+++ Raw data +++

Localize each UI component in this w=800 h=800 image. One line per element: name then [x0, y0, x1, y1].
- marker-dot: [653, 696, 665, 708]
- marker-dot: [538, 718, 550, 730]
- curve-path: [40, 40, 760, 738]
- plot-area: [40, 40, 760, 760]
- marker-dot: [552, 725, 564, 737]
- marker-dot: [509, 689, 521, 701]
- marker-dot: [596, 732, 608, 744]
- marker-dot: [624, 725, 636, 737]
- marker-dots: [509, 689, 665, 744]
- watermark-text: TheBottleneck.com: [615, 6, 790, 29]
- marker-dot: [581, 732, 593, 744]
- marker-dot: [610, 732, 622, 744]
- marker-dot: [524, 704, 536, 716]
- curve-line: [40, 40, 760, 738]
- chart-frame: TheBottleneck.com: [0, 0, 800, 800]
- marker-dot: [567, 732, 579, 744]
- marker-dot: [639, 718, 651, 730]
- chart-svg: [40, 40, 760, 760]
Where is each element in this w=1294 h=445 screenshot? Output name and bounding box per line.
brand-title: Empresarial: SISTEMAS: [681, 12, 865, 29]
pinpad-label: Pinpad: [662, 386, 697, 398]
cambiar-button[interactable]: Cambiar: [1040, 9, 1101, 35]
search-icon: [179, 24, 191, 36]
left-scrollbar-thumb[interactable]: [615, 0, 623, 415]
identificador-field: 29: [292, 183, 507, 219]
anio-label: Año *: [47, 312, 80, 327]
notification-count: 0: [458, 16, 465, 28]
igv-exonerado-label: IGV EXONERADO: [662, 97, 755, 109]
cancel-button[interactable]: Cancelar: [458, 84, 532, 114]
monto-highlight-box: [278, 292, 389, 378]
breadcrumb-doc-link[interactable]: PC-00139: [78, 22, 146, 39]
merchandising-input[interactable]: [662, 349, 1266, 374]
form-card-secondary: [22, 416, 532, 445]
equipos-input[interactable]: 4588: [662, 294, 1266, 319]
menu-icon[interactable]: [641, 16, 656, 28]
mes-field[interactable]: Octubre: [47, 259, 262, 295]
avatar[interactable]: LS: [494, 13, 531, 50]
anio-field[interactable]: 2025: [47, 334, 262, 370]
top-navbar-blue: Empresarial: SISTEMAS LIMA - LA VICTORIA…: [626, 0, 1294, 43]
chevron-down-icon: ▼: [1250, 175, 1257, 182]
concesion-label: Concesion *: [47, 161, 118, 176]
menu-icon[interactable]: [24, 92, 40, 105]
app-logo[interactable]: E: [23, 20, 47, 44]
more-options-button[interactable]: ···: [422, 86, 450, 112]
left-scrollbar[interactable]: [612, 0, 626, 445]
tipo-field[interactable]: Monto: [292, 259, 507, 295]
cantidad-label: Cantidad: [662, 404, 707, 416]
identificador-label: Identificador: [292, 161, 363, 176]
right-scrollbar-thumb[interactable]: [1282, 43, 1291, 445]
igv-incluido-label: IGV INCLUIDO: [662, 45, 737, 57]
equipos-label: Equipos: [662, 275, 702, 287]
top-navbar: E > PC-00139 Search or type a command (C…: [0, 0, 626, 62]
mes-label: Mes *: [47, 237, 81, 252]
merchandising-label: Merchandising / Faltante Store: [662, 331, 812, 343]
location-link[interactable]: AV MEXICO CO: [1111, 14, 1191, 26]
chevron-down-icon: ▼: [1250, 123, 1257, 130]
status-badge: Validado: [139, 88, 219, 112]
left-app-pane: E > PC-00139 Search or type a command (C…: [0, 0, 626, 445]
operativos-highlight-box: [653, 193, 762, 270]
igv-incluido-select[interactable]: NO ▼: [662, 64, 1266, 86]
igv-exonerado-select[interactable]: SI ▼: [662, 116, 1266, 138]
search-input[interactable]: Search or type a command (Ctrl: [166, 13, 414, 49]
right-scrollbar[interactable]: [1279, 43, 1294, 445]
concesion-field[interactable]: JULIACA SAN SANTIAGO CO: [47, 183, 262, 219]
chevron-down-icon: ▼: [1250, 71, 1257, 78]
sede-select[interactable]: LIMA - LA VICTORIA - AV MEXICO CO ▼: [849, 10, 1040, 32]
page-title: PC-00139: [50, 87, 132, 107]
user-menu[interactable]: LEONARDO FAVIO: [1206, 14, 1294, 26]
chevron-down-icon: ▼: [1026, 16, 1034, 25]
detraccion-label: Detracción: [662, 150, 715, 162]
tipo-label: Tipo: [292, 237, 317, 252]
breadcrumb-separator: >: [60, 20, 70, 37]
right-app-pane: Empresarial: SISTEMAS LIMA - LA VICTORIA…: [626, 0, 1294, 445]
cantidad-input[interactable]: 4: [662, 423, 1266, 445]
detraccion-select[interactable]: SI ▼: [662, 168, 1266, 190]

+++

* [Instruction] Copy out the data word for word, starting with its first line and going on through the line that contains "notification-count: 0: [458, 16, 465, 28]", with both ends included.

* [Final result]
Localize each UI component in this w=800 h=800 image. One line per element: name then [x0, y0, x1, y1].
- marker-dot: [653, 696, 665, 708]
- marker-dot: [538, 718, 550, 730]
- curve-path: [40, 40, 760, 738]
- plot-area: [40, 40, 760, 760]
- marker-dot: [552, 725, 564, 737]
- marker-dot: [509, 689, 521, 701]
- marker-dot: [596, 732, 608, 744]
- marker-dot: [624, 725, 636, 737]
- marker-dots: [509, 689, 665, 744]
- watermark-text: TheBottleneck.com: [615, 6, 790, 29]
- marker-dot: [581, 732, 593, 744]
- marker-dot: [610, 732, 622, 744]
- marker-dot: [524, 704, 536, 716]
- curve-line: [40, 40, 760, 738]
- chart-frame: TheBottleneck.com: [0, 0, 800, 800]
- marker-dot: [567, 732, 579, 744]
- marker-dot: [639, 718, 651, 730]
- chart-svg: [40, 40, 760, 760]
Where is each element in this w=1294 h=445 screenshot? Output name and bounding box per line.
brand-title: Empresarial: SISTEMAS: [681, 12, 865, 29]
pinpad-label: Pinpad: [662, 386, 697, 398]
cambiar-button[interactable]: Cambiar: [1040, 9, 1101, 35]
search-icon: [179, 24, 191, 36]
left-scrollbar-thumb[interactable]: [615, 0, 623, 415]
identificador-field: 29: [292, 183, 507, 219]
anio-label: Año *: [47, 312, 80, 327]
notification-count: 0: [458, 16, 465, 28]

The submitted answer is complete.